*What the exercise asks*: Write out every entry precisely as given, leaving the pictures out.

*Input data*:
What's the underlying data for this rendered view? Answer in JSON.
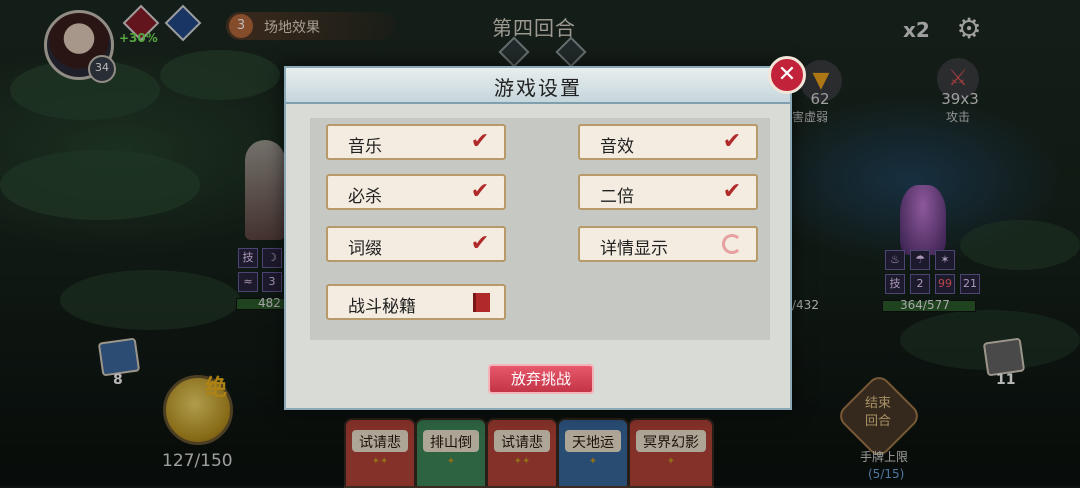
{
  "player": {
    "level": "34",
    "buff_percent": "+30%"
  },
  "field_effect": {
    "count": "3",
    "label": "场地效果"
  },
  "round_label": "第四回合",
  "speed": "x2",
  "intents": [
    {
      "value": "62",
      "label": "害虚弱"
    },
    {
      "value": "39x3",
      "label": "攻击"
    }
  ],
  "hero": {
    "hp": "482",
    "tags": [
      "技",
      "",
      "",
      "3"
    ]
  },
  "enemy": {
    "hp_left": "/432",
    "hp": "364/577",
    "tags": [
      "技",
      "2",
      "99",
      "21"
    ]
  },
  "draw_pile": "8",
  "discard_pile": "11",
  "ultimate_glyph": "绝",
  "energy": "127/150",
  "end_turn": {
    "line1": "结束",
    "line2": "回合"
  },
  "hand_limit": {
    "label": "手牌上限",
    "value": "(5/15)"
  },
  "hand": [
    "试请悲",
    "排山倒",
    "试请悲",
    "天地运",
    "冥界幻影"
  ],
  "settings": {
    "title": "游戏设置",
    "options": [
      {
        "label": "音乐",
        "state": "checked"
      },
      {
        "label": "音效",
        "state": "checked"
      },
      {
        "label": "必杀",
        "state": "checked"
      },
      {
        "label": "二倍",
        "state": "checked"
      },
      {
        "label": "词缀",
        "state": "checked"
      },
      {
        "label": "详情显示",
        "state": "unchecked"
      },
      {
        "label": "战斗秘籍",
        "state": "book"
      }
    ],
    "give_up_label": "放弃挑战",
    "close_glyph": "✕"
  },
  "colors": {
    "accent_red": "#c3233a",
    "check_red": "#b02a2a",
    "ultimate_gold": "#f2b41c"
  }
}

*Finished task*:
What's the underlying data for this rendered view? Answer in JSON.
{
  "player": {
    "level": "34",
    "buff_percent": "+30%"
  },
  "field_effect": {
    "count": "3",
    "label": "场地效果"
  },
  "round_label": "第四回合",
  "speed": "x2",
  "intents": [
    {
      "value": "62",
      "label": "害虚弱"
    },
    {
      "value": "39x3",
      "label": "攻击"
    }
  ],
  "hero": {
    "hp": "482",
    "tags": [
      "技",
      "",
      "",
      "3"
    ]
  },
  "enemy": {
    "hp_left": "/432",
    "hp": "364/577",
    "tags": [
      "技",
      "2",
      "99",
      "21"
    ]
  },
  "draw_pile": "8",
  "discard_pile": "11",
  "ultimate_glyph": "绝",
  "energy": "127/150",
  "end_turn": {
    "line1": "结束",
    "line2": "回合"
  },
  "hand_limit": {
    "label": "手牌上限",
    "value": "(5/15)"
  },
  "hand": [
    "试请悲",
    "排山倒",
    "试请悲",
    "天地运",
    "冥界幻影"
  ],
  "settings": {
    "title": "游戏设置",
    "options": [
      {
        "label": "音乐",
        "state": "checked"
      },
      {
        "label": "音效",
        "state": "checked"
      },
      {
        "label": "必杀",
        "state": "checked"
      },
      {
        "label": "二倍",
        "state": "checked"
      },
      {
        "label": "词缀",
        "state": "checked"
      },
      {
        "label": "详情显示",
        "state": "unchecked"
      },
      {
        "label": "战斗秘籍",
        "state": "book"
      }
    ],
    "give_up_label": "放弃挑战",
    "close_glyph": "✕"
  },
  "colors": {
    "accent_red": "#c3233a",
    "check_red": "#b02a2a",
    "ultimate_gold": "#f2b41c"
  }
}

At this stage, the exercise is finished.